§ Exercise directions:
Report every line below that holds the word "text".

§ Materials provided:
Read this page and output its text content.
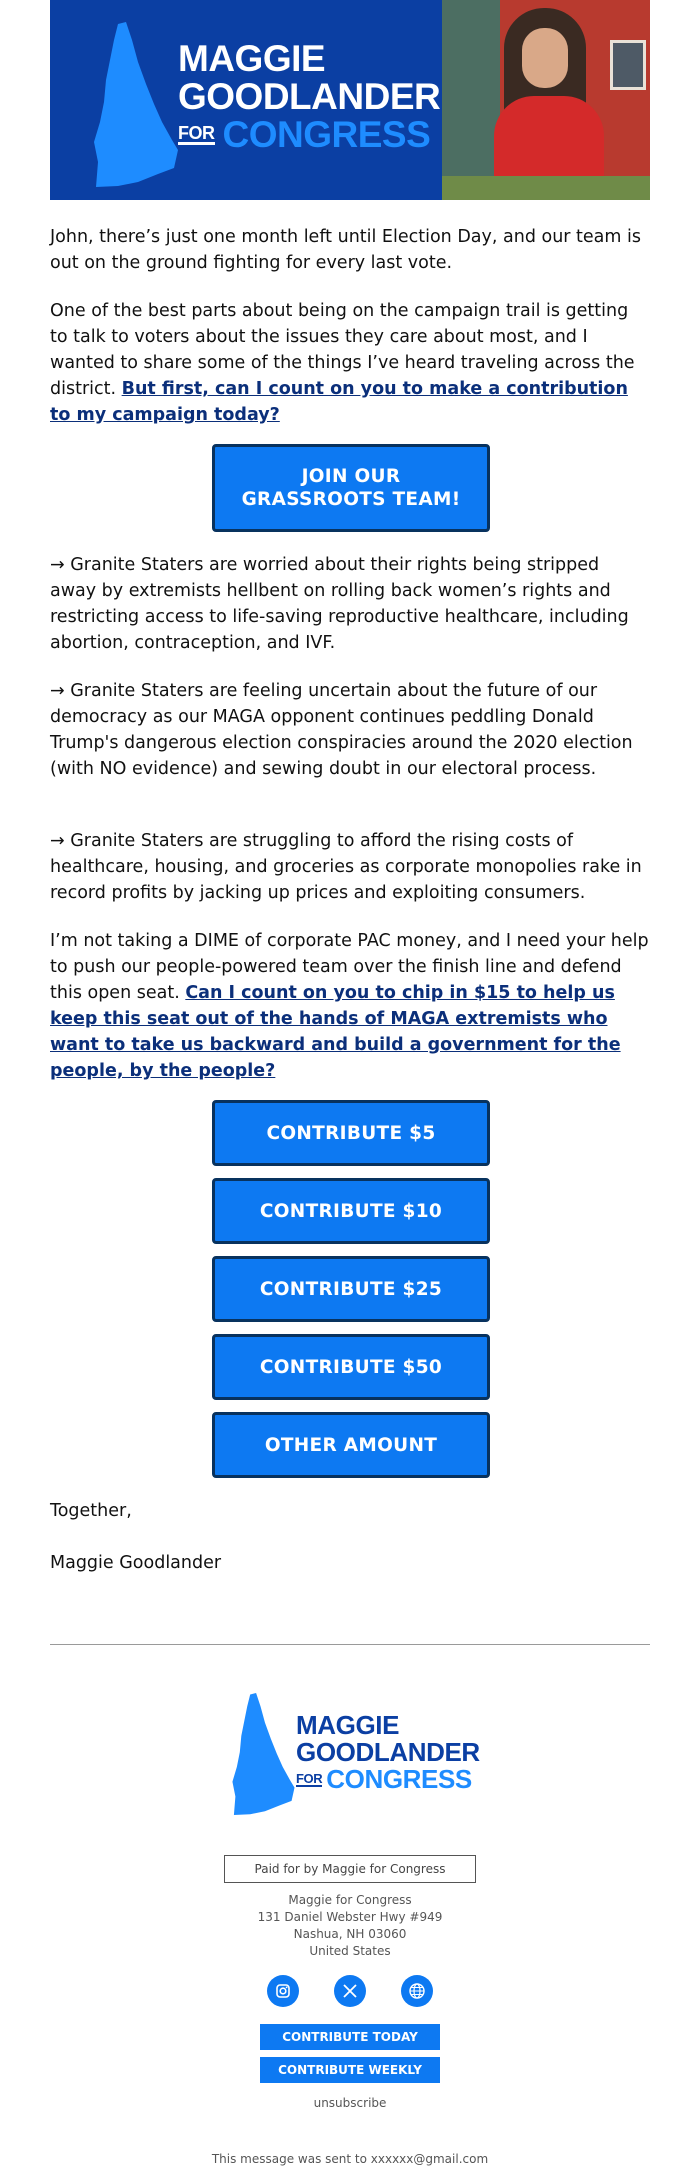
MAGGIE
GOODLANDER
FOR CONGRESS

John, there’s just one month left until Election Day, and our team is out on the ground fighting for every last vote.

One of the best parts about being on the campaign trail is getting to talk to voters about the issues they care about most, and I wanted to share some of the things I’ve heard traveling across the district. But first, can I count on you to make a contribution to my campaign today?

JOIN OUR GRASSROOTS TEAM!

→ Granite Staters are worried about their rights being stripped away by extremists hellbent on rolling back women’s rights and restricting access to life-saving reproductive healthcare, including abortion, contraception, and IVF.

→ Granite Staters are feeling uncertain about the future of our democracy as our MAGA opponent continues peddling Donald Trump's dangerous election conspiracies around the 2020 election (with NO evidence) and sewing doubt in our electoral process.

→ Granite Staters are struggling to afford the rising costs of healthcare, housing, and groceries as corporate monopolies rake in record profits by jacking up prices and exploiting consumers.

I’m not taking a DIME of corporate PAC money, and I need your help to push our people-powered team over the finish line and defend this open seat. Can I count on you to chip in $15 to help us keep this seat out of the hands of MAGA extremists who want to take us backward and build a government for the people, by the people?

CONTRIBUTE $5
CONTRIBUTE $10
CONTRIBUTE $25
CONTRIBUTE $50
OTHER AMOUNT

Together,

Maggie Goodlander

MAGGIE
GOODLANDER
FOR CONGRESS
Paid for by Maggie for Congress
Maggie for Congress
131 Daniel Webster Hwy #949
Nashua, NH 03060
United States
CONTRIBUTE TODAY
CONTRIBUTE WEEKLY
unsubscribe
This message was sent to xxxxxx@gmail.com
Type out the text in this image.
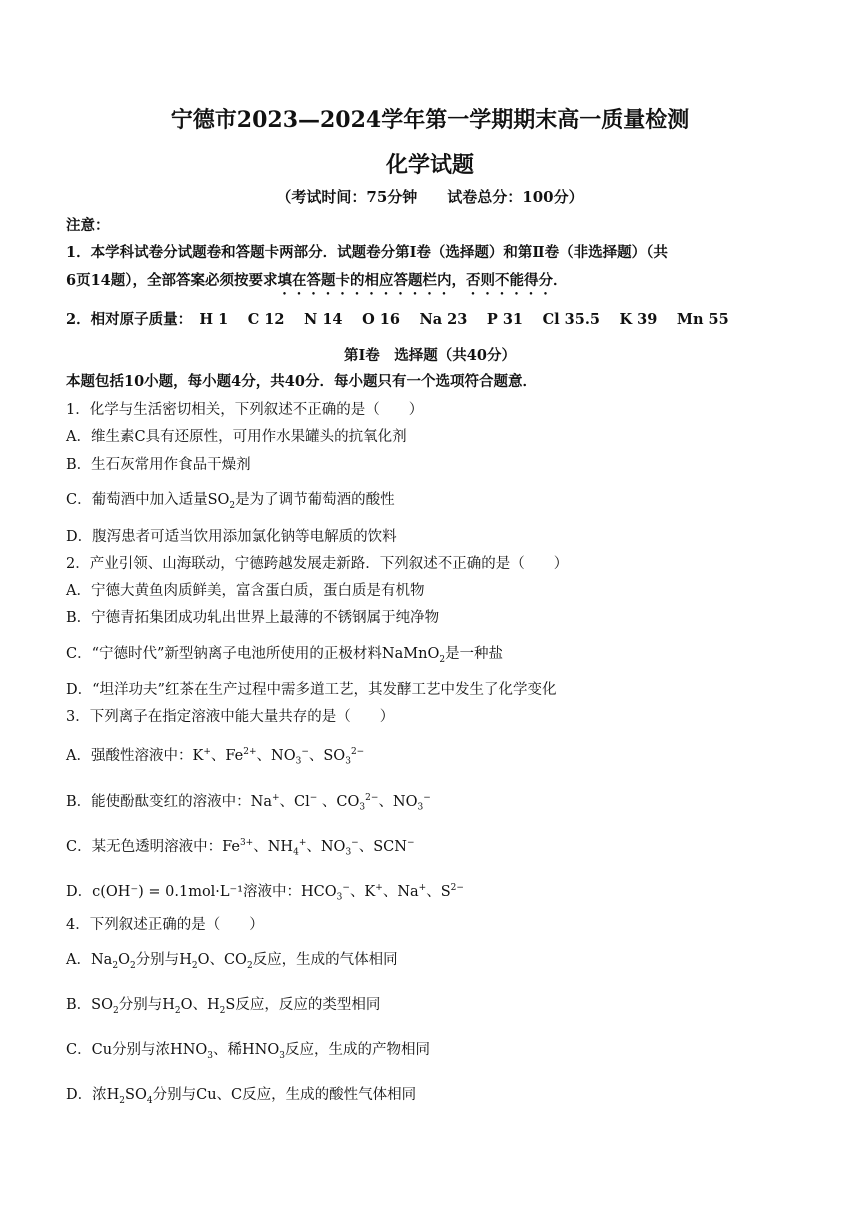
宁德市2023—2024学年第一学期期末高一质量检测
化学试题
（考试时间：75分钟　　试卷总分：100分）
注意：
1．本学科试卷分试题卷和答题卡两部分．试题卷分第Ⅰ卷（选择题）和第Ⅱ卷（非选择题）（共
6页14题），全部答案必须按要求填在答题卡的相应答题栏内，否则不能得分．
2．相对原子质量：　H 1　 C 12　 N 14　 O 16　 Na 23　 P 31　 Cl 35.5　 K 39　 Mn 55
第Ⅰ卷　选择题（共40分）
本题包括10小题，每小题4分，共40分．每小题只有一个选项符合题意．
1．化学与生活密切相关，下列叙述不正确的是（　　）
A．维生素C具有还原性，可用作水果罐头的抗氧化剂
B．生石灰常用作食品干燥剂
C．葡萄酒中加入适量$SO_2$是为了调节葡萄酒的酸性
D．腹泻患者可适当饮用添加氯化钠等电解质的饮料
2．产业引领、山海联动，宁德跨越发展走新路．下列叙述不正确的是（　　）
A．宁德大黄鱼肉质鲜美，富含蛋白质，蛋白质是有机物
B．宁德青拓集团成功轧出世界上最薄的不锈钢属于纯净物
C．“宁德时代”新型钠离子电池所使用的正极材料NaMnO$_2$是一种盐
D．“坦洋功夫”红茶在生产过程中需多道工艺，其发酵工艺中发生了化学变化
3．下列离子在指定溶液中能大量共存的是（　　）
A．强酸性溶液中：K+、$Fe^{2+}$、$NO_3^-$、$SO_3^{2-}$
B．能使酚酞变红的溶液中：Na+、Cl− 、$CO_3^{2-}$、$NO_3^-$
C．某无色透明溶液中：$Fe^{3+}$、$NH_4^+$、$NO_3^-$、SCN−
D．c(OH⁻) = 0.1mol·L⁻¹溶液中：$HCO_3^-$、K+、Na+、$S^{2-}$
4．下列叙述正确的是（　　）
A．$Na_2O_2$分别与$H_2O$、$CO_2$反应，生成的气体相同
B．$SO_2$分别与$H_2O$、$H_2S$反应，反应的类型相同
C．Cu分别与浓$HNO_3$、稀$HNO_3$反应，生成的产物相同
D．浓$H_2SO_4$分别与Cu、C反应，生成的酸性气体相同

§ The result:
Read this page and output its text content.
Type out the text in this image.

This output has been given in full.